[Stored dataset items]
──────────────────────────────
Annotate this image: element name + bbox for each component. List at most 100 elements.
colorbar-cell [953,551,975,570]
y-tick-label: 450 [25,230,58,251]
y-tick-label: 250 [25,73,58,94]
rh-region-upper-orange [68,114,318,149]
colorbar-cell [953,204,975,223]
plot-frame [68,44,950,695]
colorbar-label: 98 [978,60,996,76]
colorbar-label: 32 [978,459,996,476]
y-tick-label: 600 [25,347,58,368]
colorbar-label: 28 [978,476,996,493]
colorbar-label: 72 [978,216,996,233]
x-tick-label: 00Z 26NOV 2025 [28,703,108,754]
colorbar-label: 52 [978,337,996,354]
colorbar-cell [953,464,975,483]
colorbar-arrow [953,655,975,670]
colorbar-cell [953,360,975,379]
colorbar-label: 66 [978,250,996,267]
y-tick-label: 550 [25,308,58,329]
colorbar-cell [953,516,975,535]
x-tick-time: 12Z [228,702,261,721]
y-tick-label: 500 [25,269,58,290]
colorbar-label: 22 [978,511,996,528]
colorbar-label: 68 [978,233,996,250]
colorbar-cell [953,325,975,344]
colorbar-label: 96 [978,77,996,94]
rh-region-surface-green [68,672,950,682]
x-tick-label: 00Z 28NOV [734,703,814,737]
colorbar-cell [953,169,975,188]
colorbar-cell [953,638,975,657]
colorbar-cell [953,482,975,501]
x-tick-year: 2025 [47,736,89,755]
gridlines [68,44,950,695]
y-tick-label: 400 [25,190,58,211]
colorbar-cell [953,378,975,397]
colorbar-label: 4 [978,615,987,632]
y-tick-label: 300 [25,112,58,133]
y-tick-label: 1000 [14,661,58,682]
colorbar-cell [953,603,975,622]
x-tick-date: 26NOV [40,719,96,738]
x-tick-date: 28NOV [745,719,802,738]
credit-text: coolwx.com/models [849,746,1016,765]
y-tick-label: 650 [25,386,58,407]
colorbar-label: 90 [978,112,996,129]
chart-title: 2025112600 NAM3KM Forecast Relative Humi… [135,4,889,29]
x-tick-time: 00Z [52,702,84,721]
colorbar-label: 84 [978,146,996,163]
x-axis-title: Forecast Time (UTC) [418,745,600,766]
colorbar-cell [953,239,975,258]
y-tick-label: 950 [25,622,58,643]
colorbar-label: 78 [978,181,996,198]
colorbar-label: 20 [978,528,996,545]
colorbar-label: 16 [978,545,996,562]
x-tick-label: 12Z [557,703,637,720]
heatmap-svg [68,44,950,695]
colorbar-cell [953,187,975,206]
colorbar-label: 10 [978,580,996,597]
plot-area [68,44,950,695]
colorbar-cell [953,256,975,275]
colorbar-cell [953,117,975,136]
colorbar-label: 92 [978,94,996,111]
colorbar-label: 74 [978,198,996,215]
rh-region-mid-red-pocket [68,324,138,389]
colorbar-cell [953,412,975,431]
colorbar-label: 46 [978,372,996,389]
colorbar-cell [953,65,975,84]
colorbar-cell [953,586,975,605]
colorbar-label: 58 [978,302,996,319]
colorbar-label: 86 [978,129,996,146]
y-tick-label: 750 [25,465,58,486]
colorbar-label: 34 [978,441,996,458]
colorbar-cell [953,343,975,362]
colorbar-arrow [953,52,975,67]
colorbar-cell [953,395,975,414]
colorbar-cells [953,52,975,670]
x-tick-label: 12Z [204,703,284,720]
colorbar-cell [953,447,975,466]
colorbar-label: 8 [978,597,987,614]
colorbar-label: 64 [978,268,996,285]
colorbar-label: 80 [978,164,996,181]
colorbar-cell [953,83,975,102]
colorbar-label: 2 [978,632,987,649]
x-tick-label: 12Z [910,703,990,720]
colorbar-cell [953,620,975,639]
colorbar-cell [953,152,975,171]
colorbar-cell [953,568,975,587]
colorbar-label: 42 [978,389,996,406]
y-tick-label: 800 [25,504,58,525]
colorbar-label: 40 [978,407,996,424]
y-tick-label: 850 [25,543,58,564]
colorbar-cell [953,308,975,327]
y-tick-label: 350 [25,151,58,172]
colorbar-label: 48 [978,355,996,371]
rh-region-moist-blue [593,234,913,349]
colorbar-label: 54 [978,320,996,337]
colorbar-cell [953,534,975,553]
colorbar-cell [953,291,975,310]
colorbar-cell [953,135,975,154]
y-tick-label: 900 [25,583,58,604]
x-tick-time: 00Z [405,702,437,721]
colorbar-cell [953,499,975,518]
──────────────────────────────
* [Task goal]:
Reproduce every one of the stored dataset items above word for word, with nothing changed, added, or left out.

* [Final answer]:
Annotate this image: element name + bbox for each component. List at most 100 elements.
colorbar-cell [953,551,975,570]
y-tick-label: 450 [25,230,58,251]
y-tick-label: 250 [25,73,58,94]
rh-region-upper-orange [68,114,318,149]
colorbar-cell [953,204,975,223]
plot-frame [68,44,950,695]
colorbar-label: 98 [978,60,996,76]
colorbar-label: 32 [978,459,996,476]
y-tick-label: 600 [25,347,58,368]
colorbar-label: 28 [978,476,996,493]
colorbar-label: 72 [978,216,996,233]
x-tick-label: 00Z 26NOV 2025 [28,703,108,754]
colorbar-label: 52 [978,337,996,354]
colorbar-cell [953,464,975,483]
colorbar-arrow [953,655,975,670]
colorbar-cell [953,360,975,379]
colorbar-label: 66 [978,250,996,267]
y-tick-label: 550 [25,308,58,329]
colorbar-cell [953,516,975,535]
x-tick-time: 12Z [228,702,261,721]
y-tick-label: 500 [25,269,58,290]
colorbar-label: 22 [978,511,996,528]
colorbar-label: 68 [978,233,996,250]
colorbar-cell [953,325,975,344]
colorbar-label: 96 [978,77,996,94]
rh-region-surface-green [68,672,950,682]
x-tick-label: 00Z 28NOV [734,703,814,737]
colorbar-cell [953,169,975,188]
colorbar-cell [953,638,975,657]
colorbar-cell [953,482,975,501]
x-tick-year: 2025 [47,736,89,755]
gridlines [68,44,950,695]
y-tick-label: 400 [25,190,58,211]
colorbar-cell [953,378,975,397]
colorbar-label: 4 [978,615,987,632]
y-tick-label: 300 [25,112,58,133]
y-tick-label: 1000 [14,661,58,682]
colorbar-cell [953,603,975,622]
x-tick-date: 26NOV [40,719,96,738]
x-tick-date: 28NOV [745,719,802,738]
credit-text: coolwx.com/models [849,746,1016,765]
y-tick-label: 650 [25,386,58,407]
colorbar-label: 90 [978,112,996,129]
chart-title: 2025112600 NAM3KM Forecast Relative Humi… [135,4,889,29]
x-tick-time: 00Z [52,702,84,721]
colorbar-label: 84 [978,146,996,163]
x-axis-title: Forecast Time (UTC) [418,745,600,766]
colorbar-cell [953,239,975,258]
y-tick-label: 950 [25,622,58,643]
colorbar-label: 78 [978,181,996,198]
colorbar-label: 20 [978,528,996,545]
colorbar-label: 16 [978,545,996,562]
x-tick-label: 12Z [557,703,637,720]
heatmap-svg [68,44,950,695]
colorbar-cell [953,187,975,206]
colorbar-label: 10 [978,580,996,597]
plot-area [68,44,950,695]
colorbar-cell [953,256,975,275]
colorbar-cell [953,117,975,136]
colorbar-label: 92 [978,94,996,111]
colorbar-label: 74 [978,198,996,215]
rh-region-mid-red-pocket [68,324,138,389]
colorbar-cell [953,412,975,431]
colorbar-label: 46 [978,372,996,389]
colorbar-cell [953,65,975,84]
colorbar-cell [953,586,975,605]
colorbar-label: 58 [978,302,996,319]
colorbar-label: 86 [978,129,996,146]
y-tick-label: 750 [25,465,58,486]
colorbar-label: 34 [978,441,996,458]
colorbar-cell [953,343,975,362]
colorbar-arrow [953,52,975,67]
colorbar-cell [953,395,975,414]
colorbar-cells [953,52,975,670]
x-tick-label: 12Z [204,703,284,720]
colorbar-cell [953,447,975,466]
colorbar-label: 8 [978,597,987,614]
colorbar-label: 64 [978,268,996,285]
colorbar-label: 80 [978,164,996,181]
colorbar-cell [953,83,975,102]
colorbar-label: 2 [978,632,987,649]
x-tick-label: 12Z [910,703,990,720]
colorbar-cell [953,620,975,639]
colorbar-cell [953,152,975,171]
colorbar-cell [953,568,975,587]
colorbar-label: 42 [978,389,996,406]
y-tick-label: 800 [25,504,58,525]
colorbar-label: 40 [978,407,996,424]
y-tick-label: 850 [25,543,58,564]
colorbar-cell [953,308,975,327]
y-tick-label: 350 [25,151,58,172]
colorbar-label: 48 [978,355,996,371]
rh-region-moist-blue [593,234,913,349]
colorbar-label: 54 [978,320,996,337]
colorbar-cell [953,534,975,553]
colorbar-cell [953,291,975,310]
colorbar-cell [953,135,975,154]
y-tick-label: 900 [25,583,58,604]
x-tick-time: 00Z [405,702,437,721]
colorbar-cell [953,499,975,518]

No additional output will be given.